### INSTRUCTION
Print out the entries below with no edits.

### EXERCISE INPUT

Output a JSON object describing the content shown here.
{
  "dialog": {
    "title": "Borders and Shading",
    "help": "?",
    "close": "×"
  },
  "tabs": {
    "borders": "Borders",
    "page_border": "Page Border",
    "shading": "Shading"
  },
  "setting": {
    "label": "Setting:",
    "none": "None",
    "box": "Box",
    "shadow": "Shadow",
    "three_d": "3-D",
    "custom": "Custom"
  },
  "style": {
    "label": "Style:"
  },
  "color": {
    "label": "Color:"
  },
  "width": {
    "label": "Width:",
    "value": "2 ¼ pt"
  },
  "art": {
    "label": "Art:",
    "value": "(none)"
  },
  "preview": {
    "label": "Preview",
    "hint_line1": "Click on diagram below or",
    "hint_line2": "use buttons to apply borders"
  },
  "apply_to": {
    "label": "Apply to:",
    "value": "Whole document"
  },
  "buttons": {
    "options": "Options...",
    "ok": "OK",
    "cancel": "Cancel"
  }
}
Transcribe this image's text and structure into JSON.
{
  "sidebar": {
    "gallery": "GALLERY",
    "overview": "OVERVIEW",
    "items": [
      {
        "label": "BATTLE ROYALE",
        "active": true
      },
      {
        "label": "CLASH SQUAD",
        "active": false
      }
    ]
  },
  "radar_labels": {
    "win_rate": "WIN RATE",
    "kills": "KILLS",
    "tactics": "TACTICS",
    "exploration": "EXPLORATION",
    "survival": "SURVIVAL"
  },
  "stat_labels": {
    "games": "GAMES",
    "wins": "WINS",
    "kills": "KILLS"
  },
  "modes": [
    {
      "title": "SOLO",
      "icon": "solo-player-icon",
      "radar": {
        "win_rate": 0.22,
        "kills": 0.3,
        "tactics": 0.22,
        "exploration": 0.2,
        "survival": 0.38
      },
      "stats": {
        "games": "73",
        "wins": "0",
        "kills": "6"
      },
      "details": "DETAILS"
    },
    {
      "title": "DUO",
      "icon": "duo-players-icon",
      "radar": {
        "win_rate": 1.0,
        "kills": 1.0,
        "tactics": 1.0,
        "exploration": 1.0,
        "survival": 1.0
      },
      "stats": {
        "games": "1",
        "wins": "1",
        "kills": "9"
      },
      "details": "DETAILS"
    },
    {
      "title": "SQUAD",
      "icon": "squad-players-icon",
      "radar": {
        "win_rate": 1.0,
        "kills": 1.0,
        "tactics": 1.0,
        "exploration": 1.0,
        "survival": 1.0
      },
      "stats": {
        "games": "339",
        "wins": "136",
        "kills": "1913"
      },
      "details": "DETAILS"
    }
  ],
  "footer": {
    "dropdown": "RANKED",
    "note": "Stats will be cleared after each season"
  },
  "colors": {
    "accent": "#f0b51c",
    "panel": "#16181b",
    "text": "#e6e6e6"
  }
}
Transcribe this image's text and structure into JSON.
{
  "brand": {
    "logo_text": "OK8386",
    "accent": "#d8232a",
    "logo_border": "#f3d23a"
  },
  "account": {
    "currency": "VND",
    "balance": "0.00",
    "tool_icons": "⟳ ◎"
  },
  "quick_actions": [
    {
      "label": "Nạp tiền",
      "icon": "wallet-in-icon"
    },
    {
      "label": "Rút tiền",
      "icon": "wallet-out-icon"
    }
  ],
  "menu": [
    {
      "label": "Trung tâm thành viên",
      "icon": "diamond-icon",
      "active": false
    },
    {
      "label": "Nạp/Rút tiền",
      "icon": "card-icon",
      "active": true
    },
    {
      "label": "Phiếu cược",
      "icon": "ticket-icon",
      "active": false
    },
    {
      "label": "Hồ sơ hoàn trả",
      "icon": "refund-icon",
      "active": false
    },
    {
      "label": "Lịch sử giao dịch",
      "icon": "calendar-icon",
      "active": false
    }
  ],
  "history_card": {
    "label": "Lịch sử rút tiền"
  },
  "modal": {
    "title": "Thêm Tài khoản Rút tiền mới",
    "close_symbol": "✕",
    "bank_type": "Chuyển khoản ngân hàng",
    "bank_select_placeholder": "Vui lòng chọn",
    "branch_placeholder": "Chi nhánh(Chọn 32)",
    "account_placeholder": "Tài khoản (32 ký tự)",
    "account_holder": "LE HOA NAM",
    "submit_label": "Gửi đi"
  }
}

### COMPLETED EXERCISE
Output a JSON object describing the content shown here.
{
  "dialog": {
    "title": "Borders and Shading",
    "help": "?",
    "close": "×"
  },
  "tabs": {
    "borders": "Borders",
    "page_border": "Page Border",
    "shading": "Shading"
  },
  "setting": {
    "label": "Setting:",
    "none": "None",
    "box": "Box",
    "shadow": "Shadow",
    "three_d": "3-D",
    "custom": "Custom"
  },
  "style": {
    "label": "Style:"
  },
  "color": {
    "label": "Color:"
  },
  "width": {
    "label": "Width:",
    "value": "2 ¼ pt"
  },
  "art": {
    "label": "Art:",
    "value": "(none)"
  },
  "preview": {
    "label": "Preview",
    "hint_line1": "Click on diagram below or",
    "hint_line2": "use buttons to apply borders"
  },
  "apply_to": {
    "label": "Apply to:",
    "value": "Whole document"
  },
  "buttons": {
    "options": "Options...",
    "ok": "OK",
    "cancel": "Cancel"
  }
}
Transcribe this image's text and structure into JSON.
{
  "sidebar": {
    "gallery": "GALLERY",
    "overview": "OVERVIEW",
    "items": [
      {
        "label": "BATTLE ROYALE",
        "active": true
      },
      {
        "label": "CLASH SQUAD",
        "active": false
      }
    ]
  },
  "radar_labels": {
    "win_rate": "WIN RATE",
    "kills": "KILLS",
    "tactics": "TACTICS",
    "exploration": "EXPLORATION",
    "survival": "SURVIVAL"
  },
  "stat_labels": {
    "games": "GAMES",
    "wins": "WINS",
    "kills": "KILLS"
  },
  "modes": [
    {
      "title": "SOLO",
      "icon": "solo-player-icon",
      "radar": {
        "win_rate": 0.22,
        "kills": 0.3,
        "tactics": 0.22,
        "exploration": 0.2,
        "survival": 0.38
      },
      "stats": {
        "games": "73",
        "wins": "0",
        "kills": "6"
      },
      "details": "DETAILS"
    },
    {
      "title": "DUO",
      "icon": "duo-players-icon",
      "radar": {
        "win_rate": 1.0,
        "kills": 1.0,
        "tactics": 1.0,
        "exploration": 1.0,
        "survival": 1.0
      },
      "stats": {
        "games": "1",
        "wins": "1",
        "kills": "9"
      },
      "details": "DETAILS"
    },
    {
      "title": "SQUAD",
      "icon": "squad-players-icon",
      "radar": {
        "win_rate": 1.0,
        "kills": 1.0,
        "tactics": 1.0,
        "exploration": 1.0,
        "survival": 1.0
      },
      "stats": {
        "games": "339",
        "wins": "136",
        "kills": "1913"
      },
      "details": "DETAILS"
    }
  ],
  "footer": {
    "dropdown": "RANKED",
    "note": "Stats will be cleared after each season"
  },
  "colors": {
    "accent": "#f0b51c",
    "panel": "#16181b",
    "text": "#e6e6e6"
  }
}
Transcribe this image's text and structure into JSON.
{
  "brand": {
    "logo_text": "OK8386",
    "accent": "#d8232a",
    "logo_border": "#f3d23a"
  },
  "account": {
    "currency": "VND",
    "balance": "0.00",
    "tool_icons": "⟳ ◎"
  },
  "quick_actions": [
    {
      "label": "Nạp tiền",
      "icon": "wallet-in-icon"
    },
    {
      "label": "Rút tiền",
      "icon": "wallet-out-icon"
    }
  ],
  "menu": [
    {
      "label": "Trung tâm thành viên",
      "icon": "diamond-icon",
      "active": false
    },
    {
      "label": "Nạp/Rút tiền",
      "icon": "card-icon",
      "active": true
    },
    {
      "label": "Phiếu cược",
      "icon": "ticket-icon",
      "active": false
    },
    {
      "label": "Hồ sơ hoàn trả",
      "icon": "refund-icon",
      "active": false
    },
    {
      "label": "Lịch sử giao dịch",
      "icon": "calendar-icon",
      "active": false
    }
  ],
  "history_card": {
    "label": "Lịch sử rút tiền"
  },
  "modal": {
    "title": "Thêm Tài khoản Rút tiền mới",
    "close_symbol": "✕",
    "bank_type": "Chuyển khoản ngân hàng",
    "bank_select_placeholder": "Vui lòng chọn",
    "branch_placeholder": "Chi nhánh(Chọn 32)",
    "account_placeholder": "Tài khoản (32 ký tự)",
    "account_holder": "LE HOA NAM",
    "submit_label": "Gửi đi"
  }
}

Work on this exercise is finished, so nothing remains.